%%

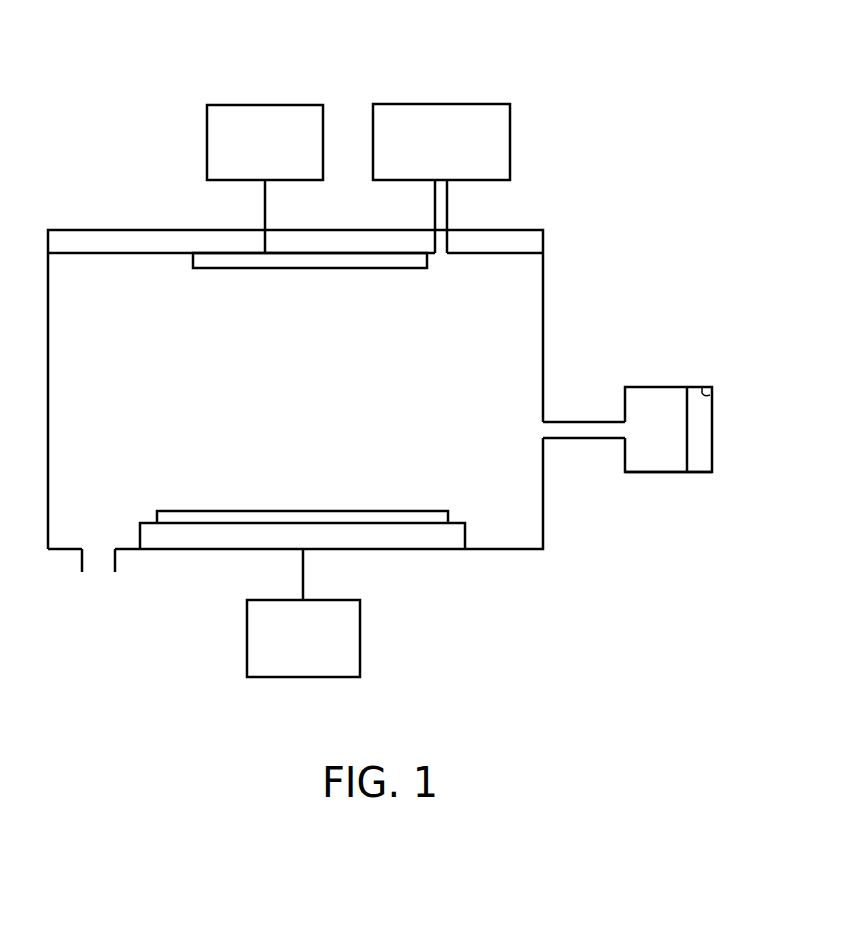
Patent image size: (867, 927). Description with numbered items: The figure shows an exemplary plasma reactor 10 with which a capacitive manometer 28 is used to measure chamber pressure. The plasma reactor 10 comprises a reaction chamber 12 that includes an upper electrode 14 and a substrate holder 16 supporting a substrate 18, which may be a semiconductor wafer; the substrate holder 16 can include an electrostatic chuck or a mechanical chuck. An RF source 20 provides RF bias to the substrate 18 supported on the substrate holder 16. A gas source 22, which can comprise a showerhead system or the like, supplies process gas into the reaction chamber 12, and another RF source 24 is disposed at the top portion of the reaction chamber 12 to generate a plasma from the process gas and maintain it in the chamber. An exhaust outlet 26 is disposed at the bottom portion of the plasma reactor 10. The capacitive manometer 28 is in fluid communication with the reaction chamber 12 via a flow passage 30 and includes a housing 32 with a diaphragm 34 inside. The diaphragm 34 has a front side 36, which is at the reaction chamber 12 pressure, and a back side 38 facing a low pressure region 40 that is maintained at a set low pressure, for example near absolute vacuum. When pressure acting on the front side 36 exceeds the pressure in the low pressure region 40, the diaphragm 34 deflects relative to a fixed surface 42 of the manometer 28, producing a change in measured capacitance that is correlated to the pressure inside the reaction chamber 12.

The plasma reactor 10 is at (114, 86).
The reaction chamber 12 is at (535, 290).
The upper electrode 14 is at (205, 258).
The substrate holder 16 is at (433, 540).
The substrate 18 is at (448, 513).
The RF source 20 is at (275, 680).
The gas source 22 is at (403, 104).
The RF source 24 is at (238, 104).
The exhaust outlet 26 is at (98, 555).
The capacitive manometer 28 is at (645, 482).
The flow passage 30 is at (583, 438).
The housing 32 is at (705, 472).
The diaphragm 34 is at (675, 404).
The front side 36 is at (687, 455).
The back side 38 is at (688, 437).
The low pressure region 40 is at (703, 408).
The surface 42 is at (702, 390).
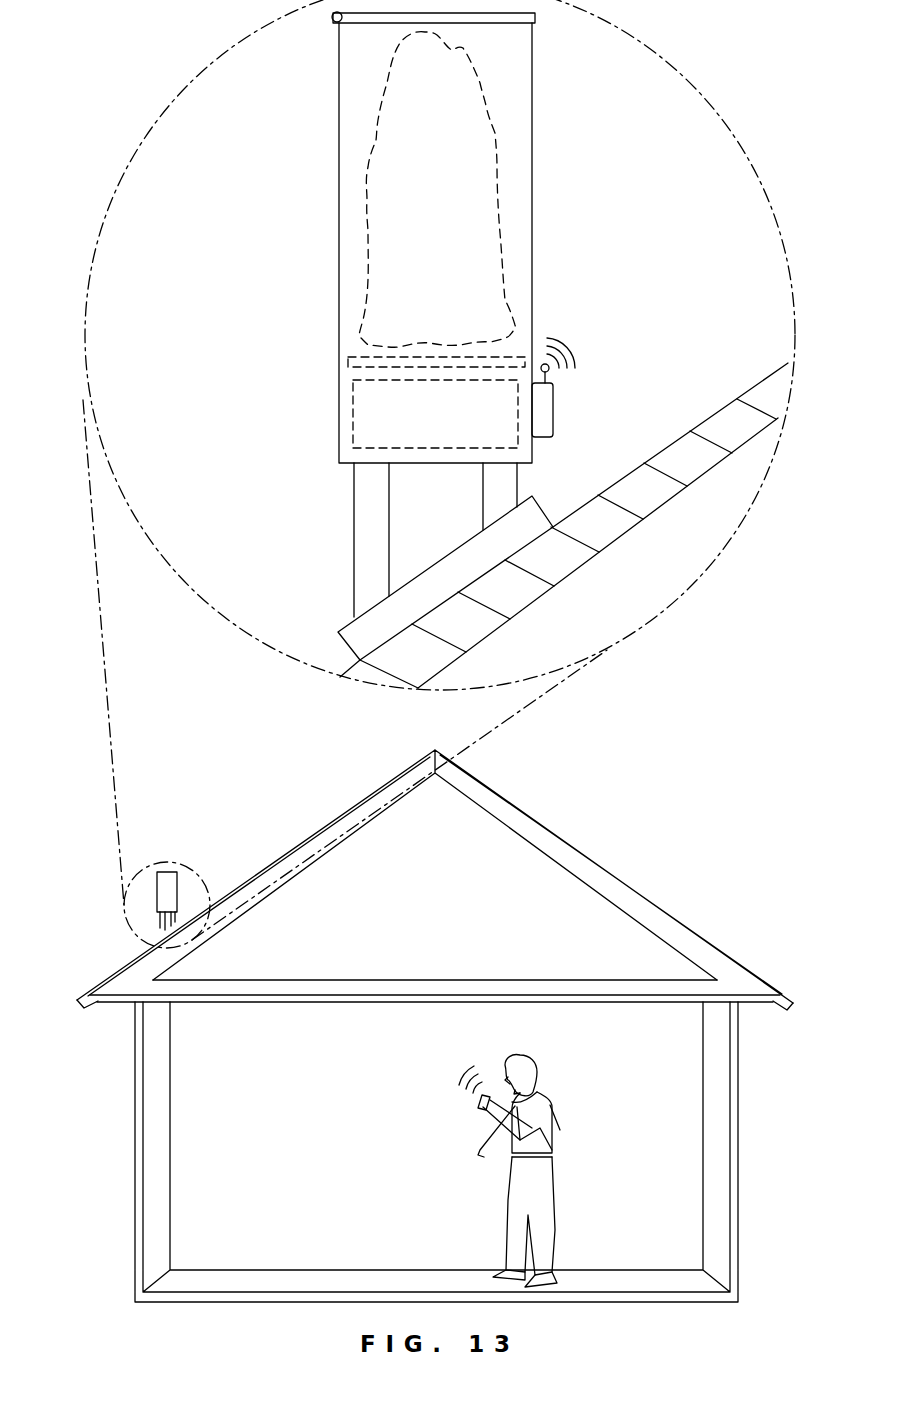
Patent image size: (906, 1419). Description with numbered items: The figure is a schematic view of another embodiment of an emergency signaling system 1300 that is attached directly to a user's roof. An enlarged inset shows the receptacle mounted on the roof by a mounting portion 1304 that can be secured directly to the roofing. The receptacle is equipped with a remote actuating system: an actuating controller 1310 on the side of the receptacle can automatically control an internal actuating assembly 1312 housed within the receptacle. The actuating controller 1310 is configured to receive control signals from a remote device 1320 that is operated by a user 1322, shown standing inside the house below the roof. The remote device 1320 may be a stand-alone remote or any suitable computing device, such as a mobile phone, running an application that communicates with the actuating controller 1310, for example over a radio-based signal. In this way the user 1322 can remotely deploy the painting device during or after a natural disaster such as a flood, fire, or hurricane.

%%

* Problem details *
Copy every entry above word for word, leaving out the pictures.

* Exercise solution *
Patent image size: (867, 927). Description with numbered items: The figure shows an exemplary plasma reactor 10 with which a capacitive manometer 28 is used to measure chamber pressure. The plasma reactor 10 comprises a reaction chamber 12 that includes an upper electrode 14 and a substrate holder 16 supporting a substrate 18, which may be a semiconductor wafer; the substrate holder 16 can include an electrostatic chuck or a mechanical chuck. An RF source 20 provides RF bias to the substrate 18 supported on the substrate holder 16. A gas source 22, which can comprise a showerhead system or the like, supplies process gas into the reaction chamber 12, and another RF source 24 is disposed at the top portion of the reaction chamber 12 to generate a plasma from the process gas and maintain it in the chamber. An exhaust outlet 26 is disposed at the bottom portion of the plasma reactor 10. The capacitive manometer 28 is in fluid communication with the reaction chamber 12 via a flow passage 30 and includes a housing 32 with a diaphragm 34 inside. The diaphragm 34 has a front side 36, which is at the reaction chamber 12 pressure, and a back side 38 facing a low pressure region 40 that is maintained at a set low pressure, for example near absolute vacuum. When pressure acting on the front side 36 exceeds the pressure in the low pressure region 40, the diaphragm 34 deflects relative to a fixed surface 42 of the manometer 28, producing a change in measured capacitance that is correlated to the pressure inside the reaction chamber 12.

The plasma reactor 10 is at (114, 86).
The reaction chamber 12 is at (535, 290).
The upper electrode 14 is at (205, 258).
The substrate holder 16 is at (433, 540).
The substrate 18 is at (448, 513).
The RF source 20 is at (275, 680).
The gas source 22 is at (403, 104).
The RF source 24 is at (238, 104).
The exhaust outlet 26 is at (98, 555).
The capacitive manometer 28 is at (645, 482).
The flow passage 30 is at (583, 438).
The housing 32 is at (705, 472).
The diaphragm 34 is at (675, 404).
The front side 36 is at (687, 455).
The back side 38 is at (688, 437).
The low pressure region 40 is at (703, 408).
The surface 42 is at (702, 390).
Patent image size: (906, 1419). Description with numbered items: The figure is a schematic view of another embodiment of an emergency signaling system 1300 that is attached directly to a user's roof. An enlarged inset shows the receptacle mounted on the roof by a mounting portion 1304 that can be secured directly to the roofing. The receptacle is equipped with a remote actuating system: an actuating controller 1310 on the side of the receptacle can automatically control an internal actuating assembly 1312 housed within the receptacle. The actuating controller 1310 is configured to receive control signals from a remote device 1320 that is operated by a user 1322, shown standing inside the house below the roof. The remote device 1320 may be a stand-alone remote or any suitable computing device, such as a mobile phone, running an application that communicates with the actuating controller 1310, for example over a radio-based signal. In this way the user 1322 can remotely deploy the painting device during or after a natural disaster such as a flood, fire, or hurricane.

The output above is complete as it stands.